Problem to solve
Which lines have the string "ylabel"? Copy all of them from the entries below.

----

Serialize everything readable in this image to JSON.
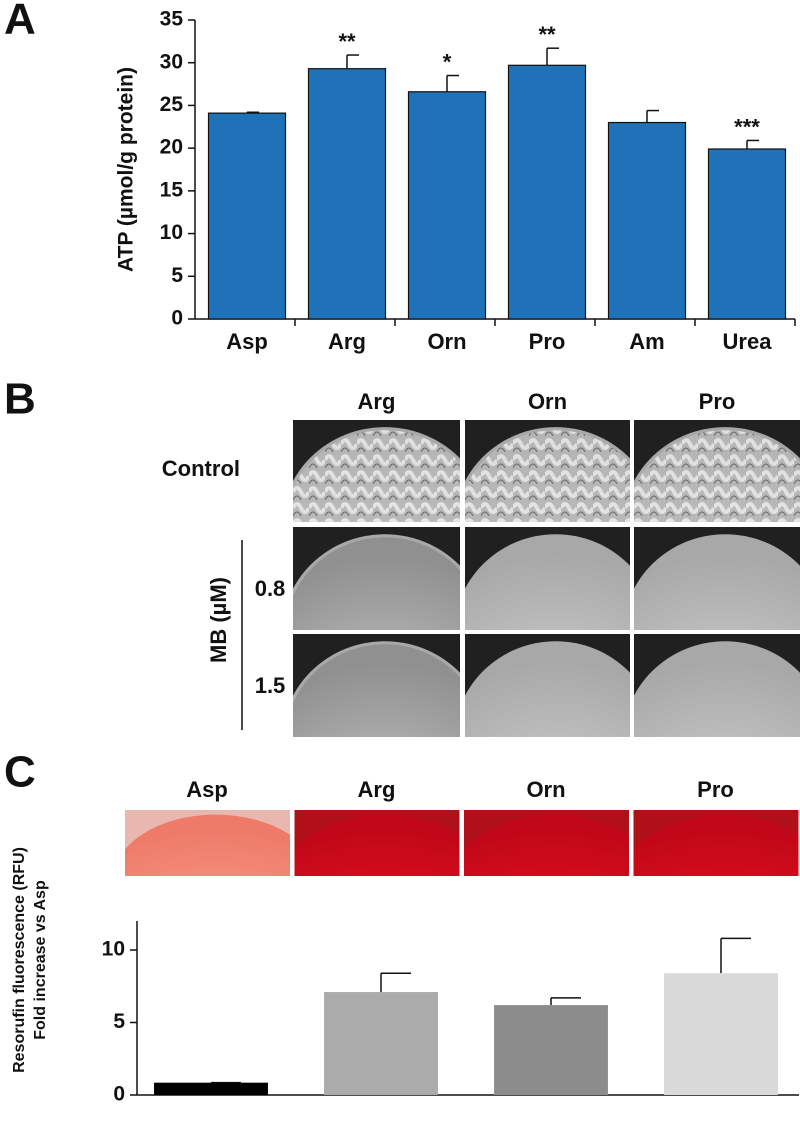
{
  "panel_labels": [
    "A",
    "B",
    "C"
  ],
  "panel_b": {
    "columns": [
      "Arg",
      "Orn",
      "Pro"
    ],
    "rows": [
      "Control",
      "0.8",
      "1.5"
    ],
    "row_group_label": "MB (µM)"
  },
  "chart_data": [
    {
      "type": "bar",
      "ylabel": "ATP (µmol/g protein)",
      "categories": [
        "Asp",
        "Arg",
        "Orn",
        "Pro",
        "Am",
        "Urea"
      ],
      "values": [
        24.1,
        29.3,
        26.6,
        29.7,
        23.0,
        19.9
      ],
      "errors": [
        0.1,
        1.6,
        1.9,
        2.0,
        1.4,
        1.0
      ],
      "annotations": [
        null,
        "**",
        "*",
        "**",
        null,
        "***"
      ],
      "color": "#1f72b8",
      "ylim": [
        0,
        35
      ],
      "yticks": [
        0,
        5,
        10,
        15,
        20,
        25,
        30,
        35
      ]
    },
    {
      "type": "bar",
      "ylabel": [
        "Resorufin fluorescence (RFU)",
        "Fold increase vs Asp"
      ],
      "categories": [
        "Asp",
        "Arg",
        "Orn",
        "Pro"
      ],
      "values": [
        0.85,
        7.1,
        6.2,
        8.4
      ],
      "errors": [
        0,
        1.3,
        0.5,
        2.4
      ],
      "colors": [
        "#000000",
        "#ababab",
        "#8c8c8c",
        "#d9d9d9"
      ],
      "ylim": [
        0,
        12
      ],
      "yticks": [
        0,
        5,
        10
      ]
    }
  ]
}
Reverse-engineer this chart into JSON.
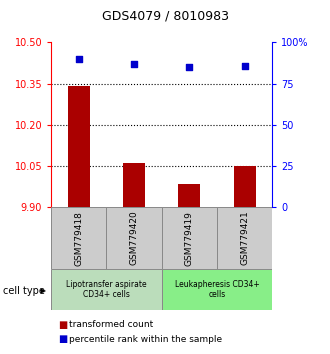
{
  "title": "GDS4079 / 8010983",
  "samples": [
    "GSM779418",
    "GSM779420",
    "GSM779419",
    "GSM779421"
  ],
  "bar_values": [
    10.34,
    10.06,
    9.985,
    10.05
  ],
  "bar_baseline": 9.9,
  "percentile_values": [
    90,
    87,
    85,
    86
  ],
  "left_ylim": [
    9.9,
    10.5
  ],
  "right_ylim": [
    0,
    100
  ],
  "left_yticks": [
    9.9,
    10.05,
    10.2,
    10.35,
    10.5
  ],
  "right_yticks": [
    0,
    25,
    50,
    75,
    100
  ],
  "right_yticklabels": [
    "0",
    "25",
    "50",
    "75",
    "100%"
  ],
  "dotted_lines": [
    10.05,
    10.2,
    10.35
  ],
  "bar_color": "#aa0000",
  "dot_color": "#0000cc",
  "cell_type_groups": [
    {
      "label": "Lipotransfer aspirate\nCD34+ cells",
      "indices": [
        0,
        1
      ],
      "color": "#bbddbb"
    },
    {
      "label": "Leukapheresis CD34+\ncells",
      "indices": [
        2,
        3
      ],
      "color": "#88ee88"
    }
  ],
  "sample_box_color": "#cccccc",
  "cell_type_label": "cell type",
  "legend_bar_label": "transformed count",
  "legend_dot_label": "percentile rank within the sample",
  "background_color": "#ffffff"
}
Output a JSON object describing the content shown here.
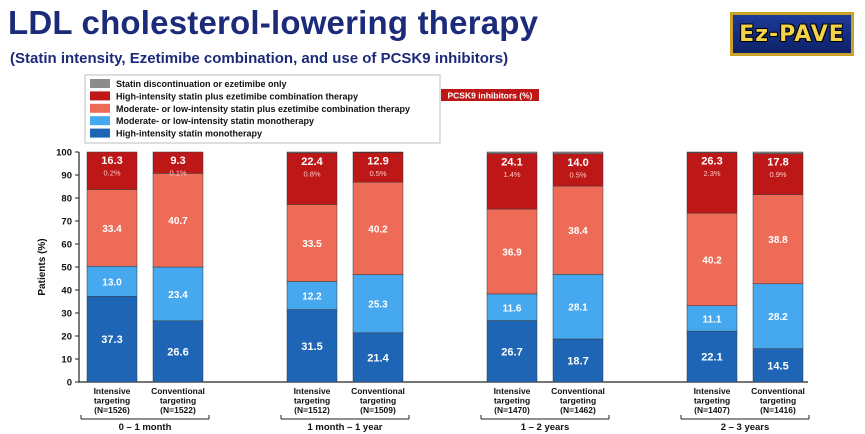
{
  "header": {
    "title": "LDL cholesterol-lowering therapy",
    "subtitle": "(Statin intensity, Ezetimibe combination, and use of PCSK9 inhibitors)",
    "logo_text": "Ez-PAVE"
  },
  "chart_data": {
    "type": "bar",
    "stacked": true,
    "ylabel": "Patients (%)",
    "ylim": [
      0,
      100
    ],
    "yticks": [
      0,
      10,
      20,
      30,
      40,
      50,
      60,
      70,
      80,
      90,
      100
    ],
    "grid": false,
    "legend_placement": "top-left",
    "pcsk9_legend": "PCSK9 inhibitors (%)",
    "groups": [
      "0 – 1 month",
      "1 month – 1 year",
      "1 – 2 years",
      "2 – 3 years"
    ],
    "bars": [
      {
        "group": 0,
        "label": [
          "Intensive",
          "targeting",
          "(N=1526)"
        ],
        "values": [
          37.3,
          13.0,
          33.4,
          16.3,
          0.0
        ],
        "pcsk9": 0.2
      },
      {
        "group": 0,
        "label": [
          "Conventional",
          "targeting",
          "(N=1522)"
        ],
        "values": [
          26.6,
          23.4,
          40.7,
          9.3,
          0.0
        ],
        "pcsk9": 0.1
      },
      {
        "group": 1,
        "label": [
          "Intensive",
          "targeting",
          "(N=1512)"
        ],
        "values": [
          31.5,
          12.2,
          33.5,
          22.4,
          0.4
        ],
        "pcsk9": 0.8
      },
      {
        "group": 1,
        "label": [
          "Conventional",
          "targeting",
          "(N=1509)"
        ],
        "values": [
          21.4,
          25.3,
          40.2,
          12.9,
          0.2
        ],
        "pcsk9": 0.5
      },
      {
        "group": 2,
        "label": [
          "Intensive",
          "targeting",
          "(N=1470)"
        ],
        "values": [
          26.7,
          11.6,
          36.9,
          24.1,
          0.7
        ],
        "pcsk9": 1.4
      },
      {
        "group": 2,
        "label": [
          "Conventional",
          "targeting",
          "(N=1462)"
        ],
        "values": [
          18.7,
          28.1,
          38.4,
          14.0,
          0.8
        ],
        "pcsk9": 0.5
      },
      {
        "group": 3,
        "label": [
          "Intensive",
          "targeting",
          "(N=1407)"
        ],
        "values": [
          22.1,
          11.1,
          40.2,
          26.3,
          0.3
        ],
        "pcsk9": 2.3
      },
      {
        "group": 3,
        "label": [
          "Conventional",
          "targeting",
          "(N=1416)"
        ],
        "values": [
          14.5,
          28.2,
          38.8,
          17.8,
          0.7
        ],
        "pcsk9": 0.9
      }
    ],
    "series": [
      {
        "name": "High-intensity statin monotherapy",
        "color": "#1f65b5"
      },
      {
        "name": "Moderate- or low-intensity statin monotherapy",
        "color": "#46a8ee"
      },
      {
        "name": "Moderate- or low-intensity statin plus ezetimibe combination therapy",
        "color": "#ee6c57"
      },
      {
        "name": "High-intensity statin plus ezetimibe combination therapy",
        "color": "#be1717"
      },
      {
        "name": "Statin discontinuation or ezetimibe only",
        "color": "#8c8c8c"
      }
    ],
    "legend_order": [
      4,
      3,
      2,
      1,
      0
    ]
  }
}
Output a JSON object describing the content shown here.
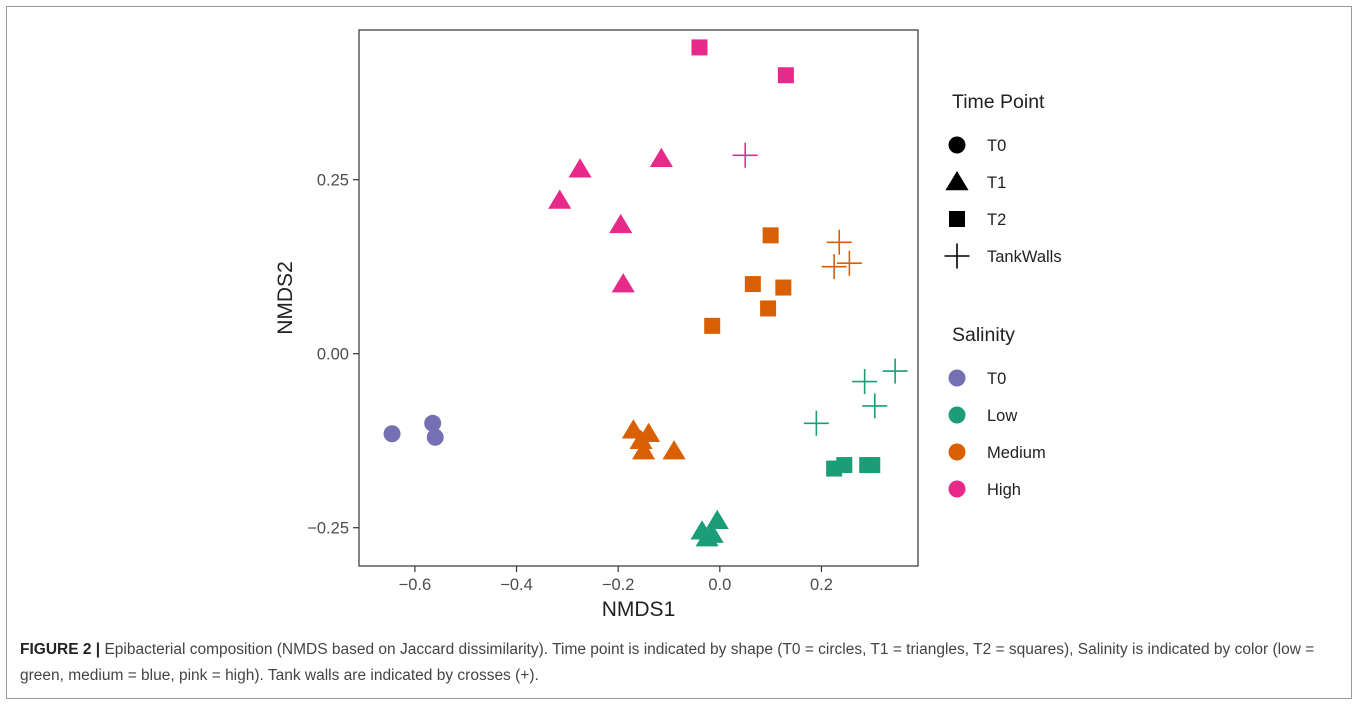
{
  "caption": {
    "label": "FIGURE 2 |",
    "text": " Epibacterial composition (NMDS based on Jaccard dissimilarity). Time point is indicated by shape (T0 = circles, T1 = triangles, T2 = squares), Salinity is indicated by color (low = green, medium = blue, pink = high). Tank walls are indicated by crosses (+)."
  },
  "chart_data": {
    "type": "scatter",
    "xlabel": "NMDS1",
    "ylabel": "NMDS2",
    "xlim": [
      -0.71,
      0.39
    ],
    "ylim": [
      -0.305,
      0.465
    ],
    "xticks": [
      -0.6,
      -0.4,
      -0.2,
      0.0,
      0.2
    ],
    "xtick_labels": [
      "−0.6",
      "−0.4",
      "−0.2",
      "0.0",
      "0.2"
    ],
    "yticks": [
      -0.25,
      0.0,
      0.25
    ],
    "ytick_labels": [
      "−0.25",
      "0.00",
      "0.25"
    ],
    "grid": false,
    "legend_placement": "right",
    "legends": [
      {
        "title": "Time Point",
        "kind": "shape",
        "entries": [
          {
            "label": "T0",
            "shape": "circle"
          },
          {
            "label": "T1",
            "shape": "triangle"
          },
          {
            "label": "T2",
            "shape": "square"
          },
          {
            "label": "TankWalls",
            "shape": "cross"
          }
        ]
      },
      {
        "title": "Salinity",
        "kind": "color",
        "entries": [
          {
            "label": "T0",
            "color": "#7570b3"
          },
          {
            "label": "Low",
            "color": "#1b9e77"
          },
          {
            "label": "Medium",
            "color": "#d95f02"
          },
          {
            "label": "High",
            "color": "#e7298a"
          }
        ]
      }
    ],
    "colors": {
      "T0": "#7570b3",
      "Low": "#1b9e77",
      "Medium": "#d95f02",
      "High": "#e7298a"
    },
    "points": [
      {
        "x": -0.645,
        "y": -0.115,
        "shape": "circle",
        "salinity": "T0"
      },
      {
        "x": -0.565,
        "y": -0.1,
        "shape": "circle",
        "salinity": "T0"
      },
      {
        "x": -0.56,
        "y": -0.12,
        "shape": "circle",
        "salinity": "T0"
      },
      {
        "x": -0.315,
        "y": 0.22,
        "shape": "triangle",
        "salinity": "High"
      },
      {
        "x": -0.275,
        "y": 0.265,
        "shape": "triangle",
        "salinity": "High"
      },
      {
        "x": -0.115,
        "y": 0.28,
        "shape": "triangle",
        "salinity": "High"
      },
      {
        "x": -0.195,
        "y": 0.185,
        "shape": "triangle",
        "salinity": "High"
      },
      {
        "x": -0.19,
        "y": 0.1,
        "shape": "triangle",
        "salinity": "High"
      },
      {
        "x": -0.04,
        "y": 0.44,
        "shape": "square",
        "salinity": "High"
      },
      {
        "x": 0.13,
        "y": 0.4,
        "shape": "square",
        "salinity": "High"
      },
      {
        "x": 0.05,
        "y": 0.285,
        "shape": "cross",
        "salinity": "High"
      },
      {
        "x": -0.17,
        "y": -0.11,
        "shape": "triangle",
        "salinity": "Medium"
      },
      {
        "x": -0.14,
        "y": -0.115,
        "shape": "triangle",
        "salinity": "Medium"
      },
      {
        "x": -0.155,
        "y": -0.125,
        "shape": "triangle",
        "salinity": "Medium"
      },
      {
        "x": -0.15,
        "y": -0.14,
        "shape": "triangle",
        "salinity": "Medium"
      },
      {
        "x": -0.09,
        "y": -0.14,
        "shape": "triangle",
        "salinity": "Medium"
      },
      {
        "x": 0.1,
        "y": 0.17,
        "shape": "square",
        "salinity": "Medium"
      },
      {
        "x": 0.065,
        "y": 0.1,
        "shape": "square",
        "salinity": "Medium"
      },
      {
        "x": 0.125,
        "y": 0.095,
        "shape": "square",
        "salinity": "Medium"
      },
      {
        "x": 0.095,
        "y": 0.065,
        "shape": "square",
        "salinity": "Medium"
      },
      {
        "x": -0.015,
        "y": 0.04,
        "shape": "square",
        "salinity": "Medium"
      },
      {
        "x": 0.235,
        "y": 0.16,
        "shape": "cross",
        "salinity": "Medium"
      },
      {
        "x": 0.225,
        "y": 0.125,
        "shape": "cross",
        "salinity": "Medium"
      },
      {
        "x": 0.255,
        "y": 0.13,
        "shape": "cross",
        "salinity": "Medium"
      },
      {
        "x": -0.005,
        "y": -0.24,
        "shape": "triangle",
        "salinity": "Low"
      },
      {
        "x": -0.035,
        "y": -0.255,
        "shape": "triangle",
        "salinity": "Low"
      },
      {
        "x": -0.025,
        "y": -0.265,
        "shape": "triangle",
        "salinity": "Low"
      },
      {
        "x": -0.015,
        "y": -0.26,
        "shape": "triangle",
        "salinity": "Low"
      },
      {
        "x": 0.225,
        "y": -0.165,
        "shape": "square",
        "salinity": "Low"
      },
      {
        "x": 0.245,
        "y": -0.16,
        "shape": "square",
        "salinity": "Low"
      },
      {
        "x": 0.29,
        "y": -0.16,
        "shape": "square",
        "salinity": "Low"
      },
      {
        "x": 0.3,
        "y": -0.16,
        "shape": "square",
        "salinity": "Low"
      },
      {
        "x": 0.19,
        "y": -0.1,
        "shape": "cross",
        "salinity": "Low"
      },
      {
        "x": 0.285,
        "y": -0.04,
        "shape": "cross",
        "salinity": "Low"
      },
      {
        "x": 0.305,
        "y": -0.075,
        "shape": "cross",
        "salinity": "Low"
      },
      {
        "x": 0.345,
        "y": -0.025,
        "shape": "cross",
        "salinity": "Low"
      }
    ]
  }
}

----

Task output
      "ylabel": "ATP (µmol/g protein)",
      "ylabel": [
    "ylabel": "Patients (%)",
    "ylabel": "NMDS2",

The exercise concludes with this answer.